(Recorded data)
····················

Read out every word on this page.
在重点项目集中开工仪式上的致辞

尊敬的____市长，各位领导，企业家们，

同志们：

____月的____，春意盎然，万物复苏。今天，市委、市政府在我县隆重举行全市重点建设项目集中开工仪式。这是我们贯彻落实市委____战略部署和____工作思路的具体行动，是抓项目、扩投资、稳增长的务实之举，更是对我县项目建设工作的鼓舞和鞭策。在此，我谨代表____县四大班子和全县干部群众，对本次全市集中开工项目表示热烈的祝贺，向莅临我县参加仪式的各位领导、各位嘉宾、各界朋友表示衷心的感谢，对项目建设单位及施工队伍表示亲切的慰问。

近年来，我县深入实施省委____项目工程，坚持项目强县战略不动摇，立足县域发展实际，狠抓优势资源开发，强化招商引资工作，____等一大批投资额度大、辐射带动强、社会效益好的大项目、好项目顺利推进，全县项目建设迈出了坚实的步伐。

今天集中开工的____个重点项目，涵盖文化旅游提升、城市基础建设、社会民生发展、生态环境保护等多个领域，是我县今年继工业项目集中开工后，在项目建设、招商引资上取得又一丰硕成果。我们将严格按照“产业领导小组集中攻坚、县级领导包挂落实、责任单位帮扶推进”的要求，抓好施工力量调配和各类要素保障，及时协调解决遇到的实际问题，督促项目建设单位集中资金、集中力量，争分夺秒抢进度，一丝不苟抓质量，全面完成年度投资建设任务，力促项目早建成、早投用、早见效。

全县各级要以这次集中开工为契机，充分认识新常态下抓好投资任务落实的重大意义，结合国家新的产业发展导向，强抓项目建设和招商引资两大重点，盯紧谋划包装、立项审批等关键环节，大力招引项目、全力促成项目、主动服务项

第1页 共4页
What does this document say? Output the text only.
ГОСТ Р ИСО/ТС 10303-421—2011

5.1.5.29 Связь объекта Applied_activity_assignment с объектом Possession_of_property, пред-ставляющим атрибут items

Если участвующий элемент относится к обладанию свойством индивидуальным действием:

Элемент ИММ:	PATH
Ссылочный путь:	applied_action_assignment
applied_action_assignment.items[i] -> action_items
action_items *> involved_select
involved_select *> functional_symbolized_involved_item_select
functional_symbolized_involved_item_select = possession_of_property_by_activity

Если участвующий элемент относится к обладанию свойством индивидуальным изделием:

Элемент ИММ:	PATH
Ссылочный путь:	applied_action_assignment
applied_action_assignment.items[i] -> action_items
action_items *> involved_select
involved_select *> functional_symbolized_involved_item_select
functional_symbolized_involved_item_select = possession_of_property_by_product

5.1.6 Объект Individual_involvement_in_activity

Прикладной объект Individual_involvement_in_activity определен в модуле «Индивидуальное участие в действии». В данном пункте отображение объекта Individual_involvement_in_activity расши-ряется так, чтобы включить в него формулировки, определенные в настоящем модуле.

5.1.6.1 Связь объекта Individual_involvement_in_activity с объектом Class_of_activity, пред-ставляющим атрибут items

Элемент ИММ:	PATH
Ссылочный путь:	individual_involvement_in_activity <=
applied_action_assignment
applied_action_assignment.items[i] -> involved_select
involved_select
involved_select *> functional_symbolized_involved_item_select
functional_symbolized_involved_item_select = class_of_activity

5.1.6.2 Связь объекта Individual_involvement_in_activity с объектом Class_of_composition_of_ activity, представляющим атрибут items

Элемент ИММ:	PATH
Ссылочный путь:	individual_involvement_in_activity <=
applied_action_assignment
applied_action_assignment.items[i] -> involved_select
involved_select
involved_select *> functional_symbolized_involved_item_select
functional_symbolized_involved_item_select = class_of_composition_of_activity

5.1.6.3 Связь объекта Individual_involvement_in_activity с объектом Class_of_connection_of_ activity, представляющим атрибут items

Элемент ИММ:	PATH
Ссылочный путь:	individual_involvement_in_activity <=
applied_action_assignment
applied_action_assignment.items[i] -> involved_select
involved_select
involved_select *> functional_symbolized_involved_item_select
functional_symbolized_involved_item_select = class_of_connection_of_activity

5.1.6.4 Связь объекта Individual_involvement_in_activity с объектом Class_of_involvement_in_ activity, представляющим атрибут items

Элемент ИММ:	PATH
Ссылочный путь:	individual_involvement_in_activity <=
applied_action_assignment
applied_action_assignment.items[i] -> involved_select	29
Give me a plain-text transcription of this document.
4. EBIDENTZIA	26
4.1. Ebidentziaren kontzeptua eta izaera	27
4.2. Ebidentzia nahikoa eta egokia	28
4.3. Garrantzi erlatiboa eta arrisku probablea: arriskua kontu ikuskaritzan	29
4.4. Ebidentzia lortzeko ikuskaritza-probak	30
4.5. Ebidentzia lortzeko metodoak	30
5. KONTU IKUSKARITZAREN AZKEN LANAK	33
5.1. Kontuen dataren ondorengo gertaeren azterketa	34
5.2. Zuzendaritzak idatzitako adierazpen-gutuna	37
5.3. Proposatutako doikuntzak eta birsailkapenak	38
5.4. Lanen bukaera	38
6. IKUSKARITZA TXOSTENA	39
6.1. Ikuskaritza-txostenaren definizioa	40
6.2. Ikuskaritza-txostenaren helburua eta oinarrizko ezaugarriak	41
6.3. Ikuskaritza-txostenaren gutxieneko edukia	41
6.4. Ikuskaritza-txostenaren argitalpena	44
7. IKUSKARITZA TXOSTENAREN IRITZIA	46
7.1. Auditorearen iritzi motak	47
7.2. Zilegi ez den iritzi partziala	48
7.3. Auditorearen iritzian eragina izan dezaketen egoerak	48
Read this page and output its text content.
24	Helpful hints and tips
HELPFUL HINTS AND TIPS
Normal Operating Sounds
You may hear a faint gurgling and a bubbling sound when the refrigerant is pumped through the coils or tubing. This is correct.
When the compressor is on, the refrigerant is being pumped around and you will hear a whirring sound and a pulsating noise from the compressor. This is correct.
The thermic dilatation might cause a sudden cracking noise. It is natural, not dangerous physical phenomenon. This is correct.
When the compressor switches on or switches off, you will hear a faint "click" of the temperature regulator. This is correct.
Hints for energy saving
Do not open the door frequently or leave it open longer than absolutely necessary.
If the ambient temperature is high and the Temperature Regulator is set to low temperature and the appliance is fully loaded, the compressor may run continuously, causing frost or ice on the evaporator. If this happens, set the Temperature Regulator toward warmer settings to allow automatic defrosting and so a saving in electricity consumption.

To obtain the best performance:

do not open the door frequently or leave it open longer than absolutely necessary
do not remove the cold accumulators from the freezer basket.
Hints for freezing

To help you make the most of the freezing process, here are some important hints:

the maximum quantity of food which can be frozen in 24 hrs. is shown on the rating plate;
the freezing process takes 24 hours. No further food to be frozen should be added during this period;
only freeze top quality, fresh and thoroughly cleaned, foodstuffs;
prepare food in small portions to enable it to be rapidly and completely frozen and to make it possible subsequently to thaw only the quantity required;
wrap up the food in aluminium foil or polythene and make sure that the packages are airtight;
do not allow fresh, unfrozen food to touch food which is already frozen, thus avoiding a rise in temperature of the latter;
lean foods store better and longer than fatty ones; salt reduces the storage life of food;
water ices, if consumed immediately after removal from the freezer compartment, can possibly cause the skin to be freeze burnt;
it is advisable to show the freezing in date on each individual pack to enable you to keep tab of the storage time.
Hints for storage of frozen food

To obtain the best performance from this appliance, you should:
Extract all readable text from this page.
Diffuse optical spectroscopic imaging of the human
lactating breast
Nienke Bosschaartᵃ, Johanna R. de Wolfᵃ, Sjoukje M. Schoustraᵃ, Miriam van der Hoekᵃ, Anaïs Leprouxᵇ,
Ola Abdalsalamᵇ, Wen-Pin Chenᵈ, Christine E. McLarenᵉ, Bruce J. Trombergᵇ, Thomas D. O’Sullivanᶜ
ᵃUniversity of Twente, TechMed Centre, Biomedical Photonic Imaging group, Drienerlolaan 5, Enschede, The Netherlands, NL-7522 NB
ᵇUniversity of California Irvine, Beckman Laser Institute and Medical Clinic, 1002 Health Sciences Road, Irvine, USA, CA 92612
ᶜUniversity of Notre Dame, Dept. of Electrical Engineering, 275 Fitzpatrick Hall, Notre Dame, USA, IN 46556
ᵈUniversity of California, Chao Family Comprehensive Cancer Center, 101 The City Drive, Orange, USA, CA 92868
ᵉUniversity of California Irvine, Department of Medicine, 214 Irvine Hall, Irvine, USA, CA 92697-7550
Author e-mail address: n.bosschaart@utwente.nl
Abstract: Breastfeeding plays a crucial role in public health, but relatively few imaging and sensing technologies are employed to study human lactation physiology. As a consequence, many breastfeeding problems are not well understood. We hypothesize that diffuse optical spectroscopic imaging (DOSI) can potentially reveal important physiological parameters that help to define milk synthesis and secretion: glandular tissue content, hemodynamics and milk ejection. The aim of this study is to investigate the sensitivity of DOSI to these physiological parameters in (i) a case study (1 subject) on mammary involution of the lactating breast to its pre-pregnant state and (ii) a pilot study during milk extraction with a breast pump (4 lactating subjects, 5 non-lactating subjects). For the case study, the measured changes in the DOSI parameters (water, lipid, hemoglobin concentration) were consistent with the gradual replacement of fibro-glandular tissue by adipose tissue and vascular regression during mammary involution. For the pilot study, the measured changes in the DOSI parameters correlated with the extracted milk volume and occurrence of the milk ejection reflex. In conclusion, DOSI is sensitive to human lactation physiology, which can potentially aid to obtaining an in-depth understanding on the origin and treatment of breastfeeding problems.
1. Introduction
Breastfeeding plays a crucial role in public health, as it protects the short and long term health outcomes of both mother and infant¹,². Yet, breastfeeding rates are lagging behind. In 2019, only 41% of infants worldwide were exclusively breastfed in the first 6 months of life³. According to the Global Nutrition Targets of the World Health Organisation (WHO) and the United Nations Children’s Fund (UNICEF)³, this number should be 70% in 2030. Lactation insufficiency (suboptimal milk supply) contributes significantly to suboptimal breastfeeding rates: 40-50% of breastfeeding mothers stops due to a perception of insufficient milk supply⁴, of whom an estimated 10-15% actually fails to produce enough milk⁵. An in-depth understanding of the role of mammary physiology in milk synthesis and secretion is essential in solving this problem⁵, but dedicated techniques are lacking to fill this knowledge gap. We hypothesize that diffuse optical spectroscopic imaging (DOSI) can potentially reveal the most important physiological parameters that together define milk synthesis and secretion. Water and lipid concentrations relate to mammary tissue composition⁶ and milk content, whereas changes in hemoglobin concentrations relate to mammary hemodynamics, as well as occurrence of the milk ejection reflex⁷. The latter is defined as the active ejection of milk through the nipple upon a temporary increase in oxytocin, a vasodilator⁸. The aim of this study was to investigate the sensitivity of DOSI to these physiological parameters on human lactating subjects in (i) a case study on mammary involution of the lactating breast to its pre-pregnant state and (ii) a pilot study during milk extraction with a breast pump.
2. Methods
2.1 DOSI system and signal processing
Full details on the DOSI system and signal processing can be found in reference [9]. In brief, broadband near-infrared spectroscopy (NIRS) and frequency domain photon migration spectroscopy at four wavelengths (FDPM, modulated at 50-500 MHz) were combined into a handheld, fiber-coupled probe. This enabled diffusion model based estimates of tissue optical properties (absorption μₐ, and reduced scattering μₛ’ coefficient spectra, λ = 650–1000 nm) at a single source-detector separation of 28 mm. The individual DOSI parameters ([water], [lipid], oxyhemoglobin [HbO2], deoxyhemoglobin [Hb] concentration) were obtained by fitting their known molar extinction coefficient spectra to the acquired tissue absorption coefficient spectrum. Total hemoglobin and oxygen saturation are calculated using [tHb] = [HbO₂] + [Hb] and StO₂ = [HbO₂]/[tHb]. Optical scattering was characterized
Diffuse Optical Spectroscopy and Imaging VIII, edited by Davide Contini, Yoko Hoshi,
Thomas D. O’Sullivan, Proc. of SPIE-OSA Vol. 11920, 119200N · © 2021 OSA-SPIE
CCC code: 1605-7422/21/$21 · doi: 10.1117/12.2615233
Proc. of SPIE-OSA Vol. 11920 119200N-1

····················

Extract each line holding the word "quantity" from the records.

* Expected answer *
the maximum quantity of food which can be frozen in 24 hrs. is shown on the rating plate;
prepare food in small portions to enable it to be rapidly and completely frozen and to make it possible subsequently to thaw only the quantity required;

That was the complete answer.